-- EXERCISE INPUTS --
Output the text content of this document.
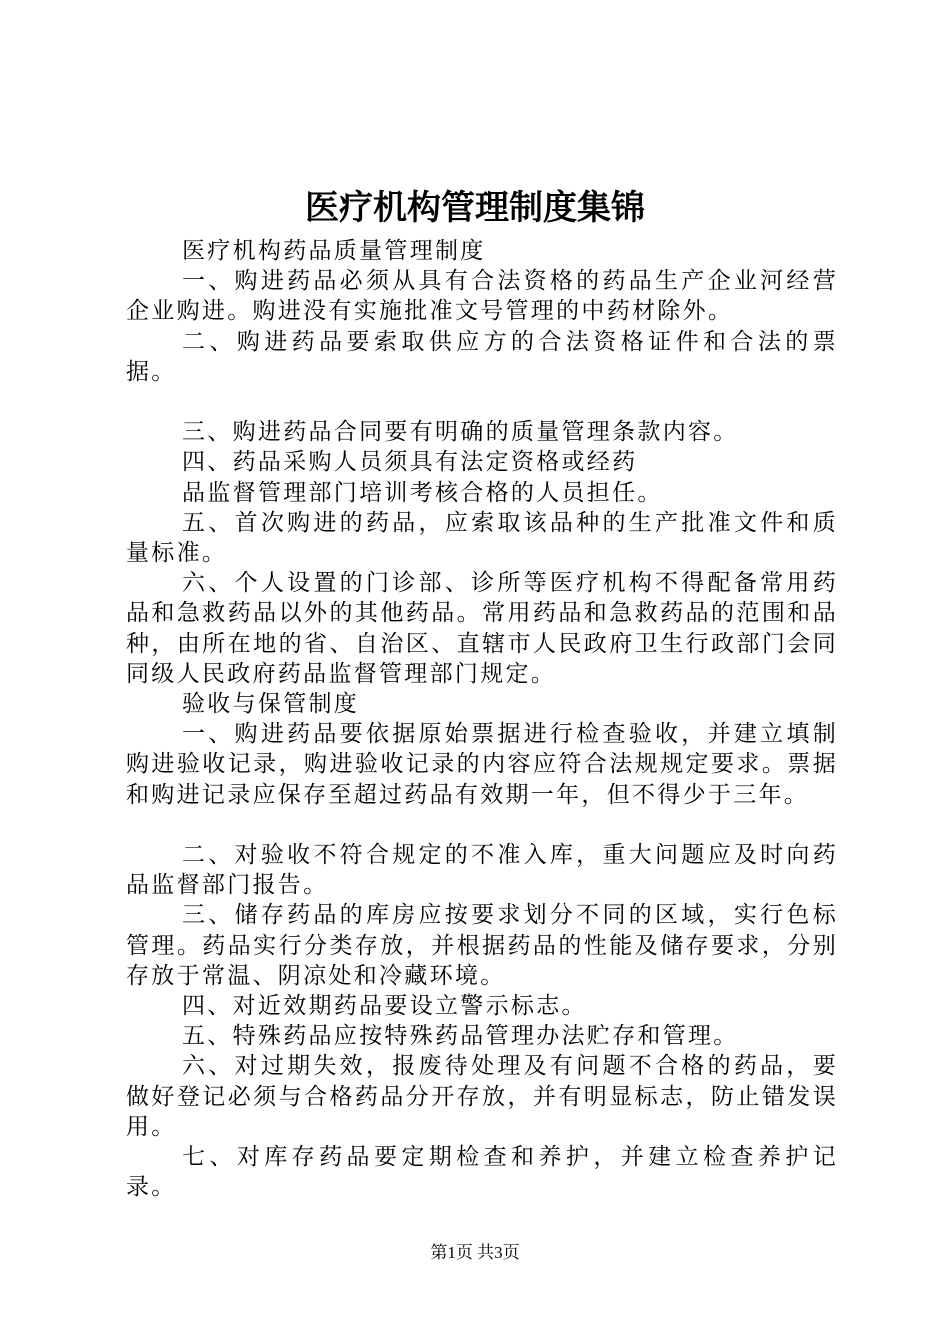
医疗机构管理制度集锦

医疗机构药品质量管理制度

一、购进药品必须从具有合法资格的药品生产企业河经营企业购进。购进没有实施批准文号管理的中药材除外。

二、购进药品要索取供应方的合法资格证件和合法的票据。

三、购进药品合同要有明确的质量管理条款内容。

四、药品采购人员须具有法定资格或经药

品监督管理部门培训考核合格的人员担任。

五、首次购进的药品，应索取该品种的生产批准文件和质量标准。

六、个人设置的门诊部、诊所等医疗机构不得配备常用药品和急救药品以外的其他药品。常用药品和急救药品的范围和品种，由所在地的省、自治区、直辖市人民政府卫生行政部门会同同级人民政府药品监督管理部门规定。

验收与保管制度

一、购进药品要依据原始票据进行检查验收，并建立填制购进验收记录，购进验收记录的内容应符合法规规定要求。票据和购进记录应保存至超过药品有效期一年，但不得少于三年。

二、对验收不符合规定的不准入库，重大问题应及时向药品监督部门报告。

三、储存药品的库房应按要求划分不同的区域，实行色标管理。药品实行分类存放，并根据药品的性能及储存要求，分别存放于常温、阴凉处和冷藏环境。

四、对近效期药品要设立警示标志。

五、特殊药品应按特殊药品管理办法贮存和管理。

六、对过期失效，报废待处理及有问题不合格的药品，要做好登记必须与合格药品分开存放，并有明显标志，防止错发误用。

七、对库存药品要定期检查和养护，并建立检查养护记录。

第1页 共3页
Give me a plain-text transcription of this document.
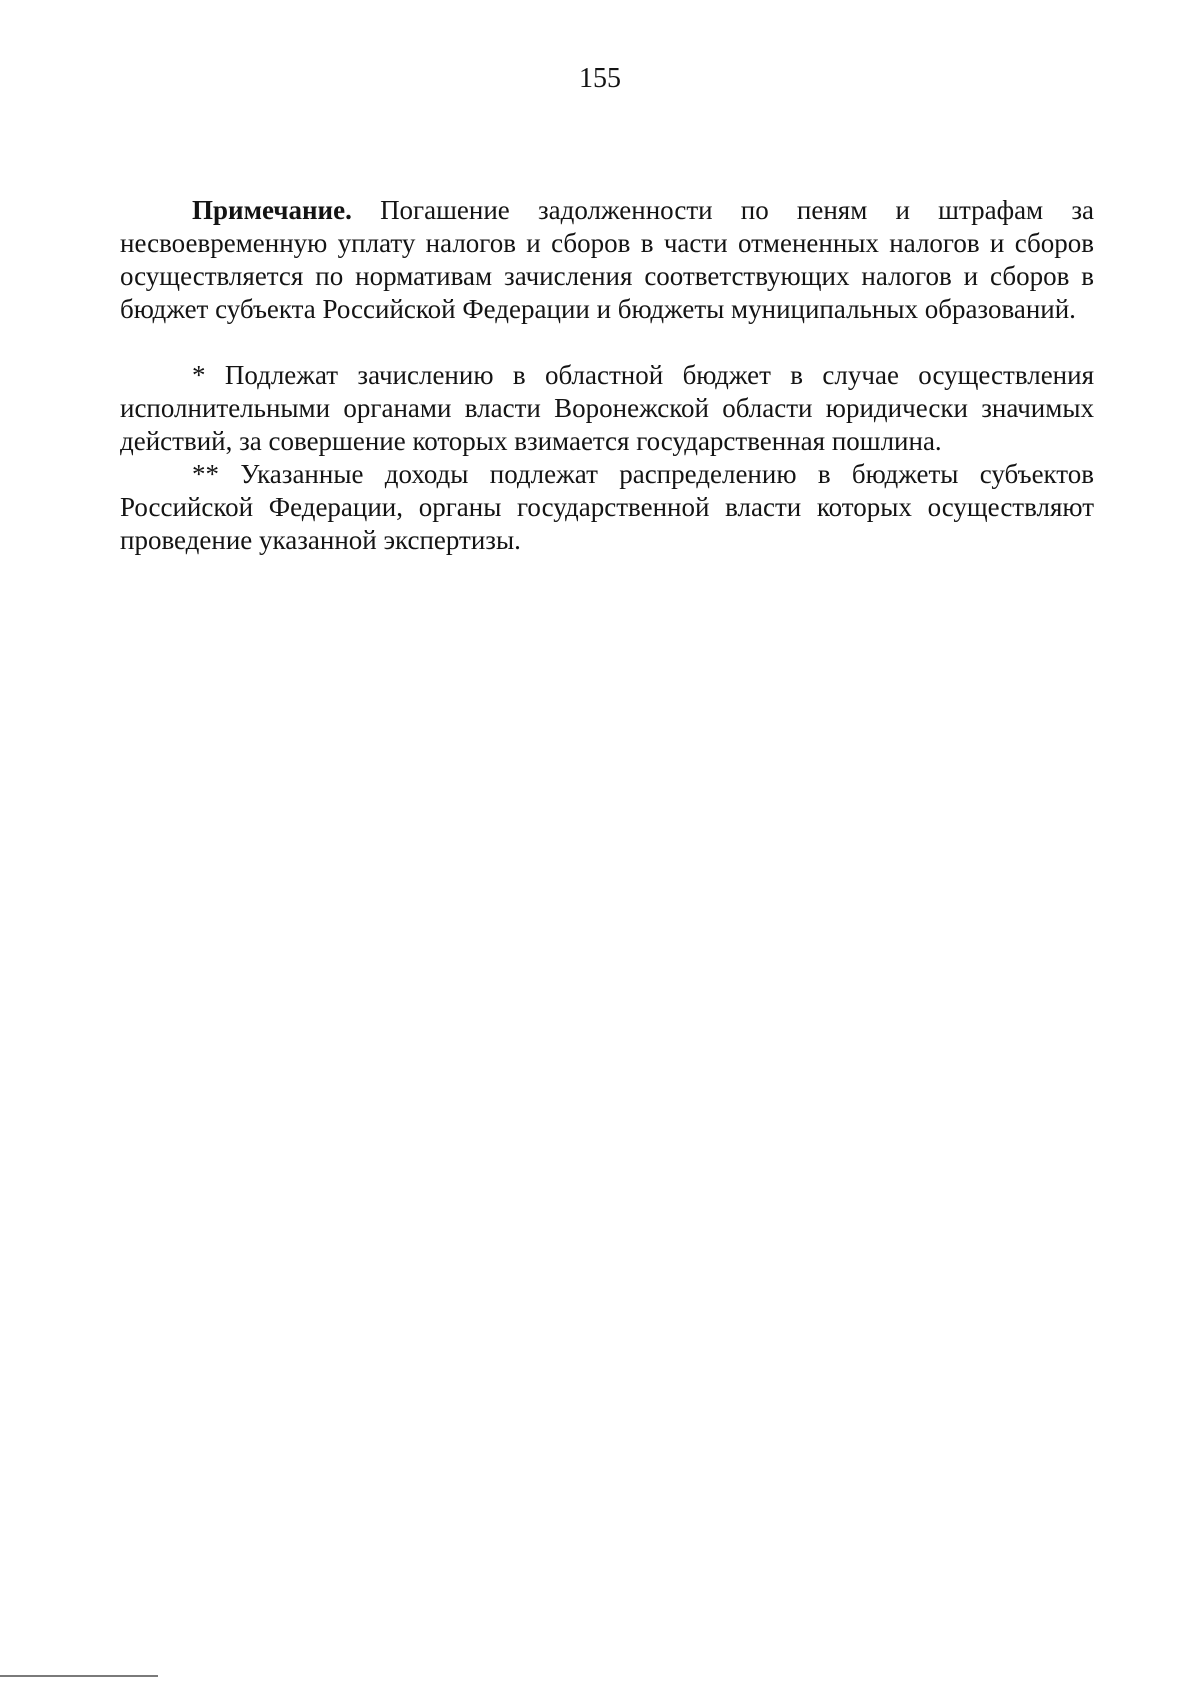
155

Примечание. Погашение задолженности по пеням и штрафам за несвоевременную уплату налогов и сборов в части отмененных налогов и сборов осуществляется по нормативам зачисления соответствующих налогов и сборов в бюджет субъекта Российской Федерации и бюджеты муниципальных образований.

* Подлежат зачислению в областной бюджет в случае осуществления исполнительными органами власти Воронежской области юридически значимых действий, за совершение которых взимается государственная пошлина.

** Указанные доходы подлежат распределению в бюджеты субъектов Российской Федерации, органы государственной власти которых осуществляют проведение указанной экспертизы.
...
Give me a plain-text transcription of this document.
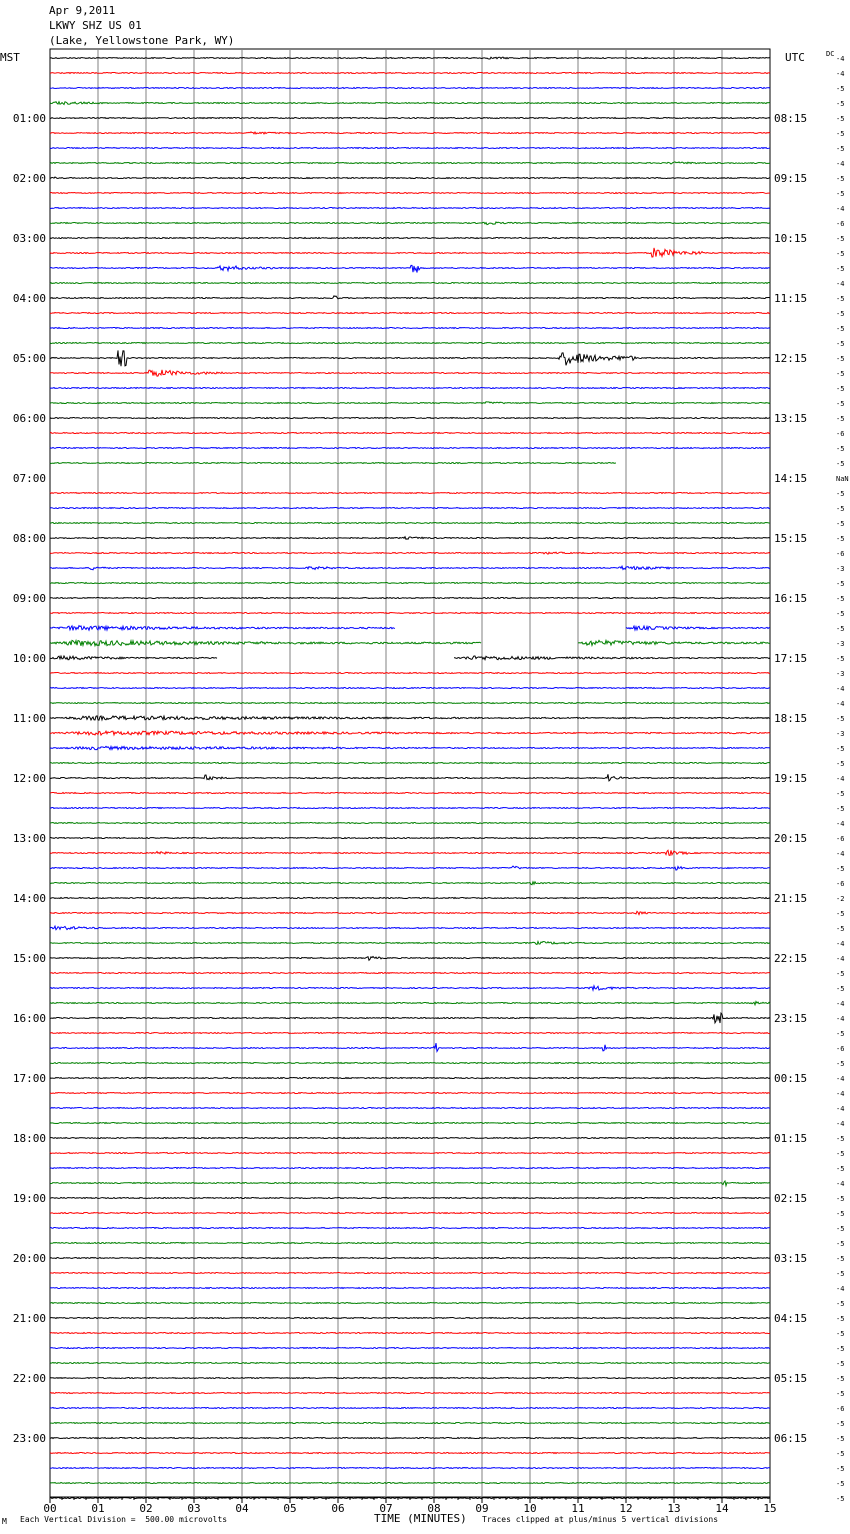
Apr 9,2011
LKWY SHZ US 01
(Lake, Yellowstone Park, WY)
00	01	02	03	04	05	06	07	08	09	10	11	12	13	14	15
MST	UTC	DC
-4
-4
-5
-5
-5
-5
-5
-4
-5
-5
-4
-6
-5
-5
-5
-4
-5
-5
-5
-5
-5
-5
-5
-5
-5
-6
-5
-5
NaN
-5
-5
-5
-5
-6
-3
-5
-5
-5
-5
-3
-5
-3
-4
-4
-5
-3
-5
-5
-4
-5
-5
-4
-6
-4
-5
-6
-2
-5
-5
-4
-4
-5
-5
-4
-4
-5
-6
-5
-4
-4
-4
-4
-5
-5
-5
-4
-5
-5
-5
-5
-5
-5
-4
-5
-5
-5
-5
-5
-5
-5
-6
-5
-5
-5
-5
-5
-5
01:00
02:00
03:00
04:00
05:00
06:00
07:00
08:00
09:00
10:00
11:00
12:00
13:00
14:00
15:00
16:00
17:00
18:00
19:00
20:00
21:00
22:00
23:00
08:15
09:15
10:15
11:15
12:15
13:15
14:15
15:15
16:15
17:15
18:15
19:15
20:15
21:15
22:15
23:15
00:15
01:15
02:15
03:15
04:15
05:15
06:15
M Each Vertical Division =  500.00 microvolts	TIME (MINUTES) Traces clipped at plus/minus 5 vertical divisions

-- WORK TO COMPLETE --
Pick out lines containing the word "власти", each one as written.

-- FULL ANSWER --
* Подлежат зачислению в областной бюджет в случае осуществления исполнительными органами власти Воронежской области юридически значимых действий, за совершение которых взимается государственная пошлина.
** Указанные доходы подлежат распределению в бюджеты субъектов Российской Федерации, органы государственной власти которых осуществляют проведение указанной экспертизы.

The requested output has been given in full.